■ WHAT TO PRODUCE: What lines of the data below include the word "Mature"? Report them by copying each.

>>>>

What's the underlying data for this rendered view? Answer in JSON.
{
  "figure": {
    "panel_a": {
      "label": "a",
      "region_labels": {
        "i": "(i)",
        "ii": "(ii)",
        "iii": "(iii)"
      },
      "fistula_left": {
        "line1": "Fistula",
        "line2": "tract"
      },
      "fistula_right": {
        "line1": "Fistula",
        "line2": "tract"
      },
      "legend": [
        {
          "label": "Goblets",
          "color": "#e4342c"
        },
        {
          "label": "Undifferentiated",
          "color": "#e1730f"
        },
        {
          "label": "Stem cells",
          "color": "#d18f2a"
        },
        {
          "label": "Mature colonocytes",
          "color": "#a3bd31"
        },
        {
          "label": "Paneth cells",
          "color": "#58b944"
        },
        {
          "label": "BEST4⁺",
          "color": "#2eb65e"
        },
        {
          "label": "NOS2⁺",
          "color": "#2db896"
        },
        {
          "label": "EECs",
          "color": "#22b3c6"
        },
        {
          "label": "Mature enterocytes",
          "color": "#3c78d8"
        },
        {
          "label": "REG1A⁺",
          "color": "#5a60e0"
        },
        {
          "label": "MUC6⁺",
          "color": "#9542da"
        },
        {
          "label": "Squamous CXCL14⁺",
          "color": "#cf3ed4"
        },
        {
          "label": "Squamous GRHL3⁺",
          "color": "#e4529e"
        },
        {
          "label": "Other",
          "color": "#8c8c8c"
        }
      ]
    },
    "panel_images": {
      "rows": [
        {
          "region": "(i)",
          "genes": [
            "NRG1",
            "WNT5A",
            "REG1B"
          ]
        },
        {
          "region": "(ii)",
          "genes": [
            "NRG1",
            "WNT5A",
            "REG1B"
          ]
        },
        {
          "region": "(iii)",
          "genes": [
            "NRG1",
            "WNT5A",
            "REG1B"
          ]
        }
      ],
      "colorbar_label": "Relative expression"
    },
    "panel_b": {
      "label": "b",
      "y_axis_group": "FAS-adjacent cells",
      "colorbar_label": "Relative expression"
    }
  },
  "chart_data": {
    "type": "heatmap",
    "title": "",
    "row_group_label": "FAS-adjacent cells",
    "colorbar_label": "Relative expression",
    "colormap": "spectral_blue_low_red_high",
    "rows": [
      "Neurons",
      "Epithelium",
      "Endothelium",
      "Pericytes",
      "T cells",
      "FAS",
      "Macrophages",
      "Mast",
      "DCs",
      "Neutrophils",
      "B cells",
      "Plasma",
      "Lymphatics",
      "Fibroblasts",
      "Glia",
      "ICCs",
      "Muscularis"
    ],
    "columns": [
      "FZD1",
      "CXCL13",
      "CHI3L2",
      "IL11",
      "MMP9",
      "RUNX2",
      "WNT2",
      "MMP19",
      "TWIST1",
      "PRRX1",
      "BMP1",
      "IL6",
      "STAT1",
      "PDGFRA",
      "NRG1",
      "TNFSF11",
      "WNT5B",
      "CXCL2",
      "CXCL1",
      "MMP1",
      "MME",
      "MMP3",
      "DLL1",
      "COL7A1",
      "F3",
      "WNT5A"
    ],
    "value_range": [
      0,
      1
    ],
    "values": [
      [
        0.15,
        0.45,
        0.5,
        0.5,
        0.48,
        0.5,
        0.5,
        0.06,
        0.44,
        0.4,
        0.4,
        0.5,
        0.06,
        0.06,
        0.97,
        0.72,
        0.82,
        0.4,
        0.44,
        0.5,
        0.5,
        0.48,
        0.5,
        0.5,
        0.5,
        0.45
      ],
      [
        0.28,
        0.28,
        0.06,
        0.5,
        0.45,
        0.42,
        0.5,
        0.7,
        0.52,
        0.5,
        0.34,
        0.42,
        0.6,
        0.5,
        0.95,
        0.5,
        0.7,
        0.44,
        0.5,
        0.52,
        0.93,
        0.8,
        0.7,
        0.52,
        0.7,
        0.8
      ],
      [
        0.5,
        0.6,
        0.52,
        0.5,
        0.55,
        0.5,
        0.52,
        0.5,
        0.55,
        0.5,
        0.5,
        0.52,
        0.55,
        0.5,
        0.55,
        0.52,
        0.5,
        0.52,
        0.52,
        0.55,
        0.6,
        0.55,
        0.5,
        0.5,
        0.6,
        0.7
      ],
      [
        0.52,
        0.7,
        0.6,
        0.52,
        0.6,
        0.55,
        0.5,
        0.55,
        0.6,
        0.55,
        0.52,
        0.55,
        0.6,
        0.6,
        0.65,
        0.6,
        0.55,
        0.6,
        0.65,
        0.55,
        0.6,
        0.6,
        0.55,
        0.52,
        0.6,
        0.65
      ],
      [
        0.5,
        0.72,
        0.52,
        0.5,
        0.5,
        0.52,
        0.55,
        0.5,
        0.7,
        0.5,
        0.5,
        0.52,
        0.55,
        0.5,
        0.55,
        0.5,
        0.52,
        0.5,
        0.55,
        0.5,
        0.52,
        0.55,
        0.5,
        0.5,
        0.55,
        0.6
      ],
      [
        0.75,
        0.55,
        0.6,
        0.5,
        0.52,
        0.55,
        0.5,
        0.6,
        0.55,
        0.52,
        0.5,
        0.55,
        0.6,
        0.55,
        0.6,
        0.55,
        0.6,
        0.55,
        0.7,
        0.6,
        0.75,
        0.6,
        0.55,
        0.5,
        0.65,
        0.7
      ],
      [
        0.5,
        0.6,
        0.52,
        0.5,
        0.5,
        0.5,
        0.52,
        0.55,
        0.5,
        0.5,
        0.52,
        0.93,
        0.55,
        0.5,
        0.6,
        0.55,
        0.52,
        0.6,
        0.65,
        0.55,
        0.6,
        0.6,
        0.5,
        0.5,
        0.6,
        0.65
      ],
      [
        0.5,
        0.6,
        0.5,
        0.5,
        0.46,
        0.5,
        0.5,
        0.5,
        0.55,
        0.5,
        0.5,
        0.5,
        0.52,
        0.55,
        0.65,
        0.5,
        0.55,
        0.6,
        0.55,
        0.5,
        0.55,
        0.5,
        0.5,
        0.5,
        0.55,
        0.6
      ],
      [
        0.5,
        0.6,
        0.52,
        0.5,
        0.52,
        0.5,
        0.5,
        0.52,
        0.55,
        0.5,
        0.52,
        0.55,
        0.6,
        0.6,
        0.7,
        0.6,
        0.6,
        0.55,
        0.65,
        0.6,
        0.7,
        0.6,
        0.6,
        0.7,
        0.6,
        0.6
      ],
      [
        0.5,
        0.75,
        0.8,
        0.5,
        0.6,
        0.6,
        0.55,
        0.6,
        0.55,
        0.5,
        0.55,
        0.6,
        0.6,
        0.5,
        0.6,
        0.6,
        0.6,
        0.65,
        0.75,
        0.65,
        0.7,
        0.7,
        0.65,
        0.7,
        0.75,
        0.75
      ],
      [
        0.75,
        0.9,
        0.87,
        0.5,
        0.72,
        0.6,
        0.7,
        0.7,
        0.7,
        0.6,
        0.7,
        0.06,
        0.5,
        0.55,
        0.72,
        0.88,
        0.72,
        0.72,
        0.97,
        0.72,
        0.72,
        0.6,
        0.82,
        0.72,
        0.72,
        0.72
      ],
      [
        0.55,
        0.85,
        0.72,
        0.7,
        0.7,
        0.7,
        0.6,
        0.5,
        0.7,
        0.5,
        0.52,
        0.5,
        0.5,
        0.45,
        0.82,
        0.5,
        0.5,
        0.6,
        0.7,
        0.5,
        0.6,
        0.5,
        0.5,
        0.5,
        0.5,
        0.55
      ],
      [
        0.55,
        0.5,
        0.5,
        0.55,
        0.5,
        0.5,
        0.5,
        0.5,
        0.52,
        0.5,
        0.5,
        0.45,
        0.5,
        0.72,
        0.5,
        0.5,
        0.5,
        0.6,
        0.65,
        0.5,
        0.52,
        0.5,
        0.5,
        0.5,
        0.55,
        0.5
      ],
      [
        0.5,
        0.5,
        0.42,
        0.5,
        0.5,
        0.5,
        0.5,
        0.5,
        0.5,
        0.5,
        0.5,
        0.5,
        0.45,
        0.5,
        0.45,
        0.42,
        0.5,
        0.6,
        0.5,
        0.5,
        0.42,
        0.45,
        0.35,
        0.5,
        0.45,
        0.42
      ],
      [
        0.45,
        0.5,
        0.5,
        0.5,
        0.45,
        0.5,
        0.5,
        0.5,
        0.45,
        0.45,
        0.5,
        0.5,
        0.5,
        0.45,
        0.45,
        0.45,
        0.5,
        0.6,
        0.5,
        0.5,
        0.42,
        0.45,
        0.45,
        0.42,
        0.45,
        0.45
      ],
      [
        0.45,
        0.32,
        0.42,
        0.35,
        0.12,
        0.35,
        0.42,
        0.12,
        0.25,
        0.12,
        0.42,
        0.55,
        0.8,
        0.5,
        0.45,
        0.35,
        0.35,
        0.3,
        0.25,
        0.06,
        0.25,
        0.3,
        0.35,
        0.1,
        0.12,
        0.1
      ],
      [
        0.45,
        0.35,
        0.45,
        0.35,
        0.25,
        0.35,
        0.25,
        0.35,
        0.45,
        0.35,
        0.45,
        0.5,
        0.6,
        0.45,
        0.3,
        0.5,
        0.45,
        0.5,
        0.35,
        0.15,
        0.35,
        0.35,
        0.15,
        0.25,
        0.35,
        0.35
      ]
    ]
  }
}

<<<<

■ ANSWER FOR THIS EXERCISE:
          "label": "Mature colonocytes",
          "label": "Mature enterocytes",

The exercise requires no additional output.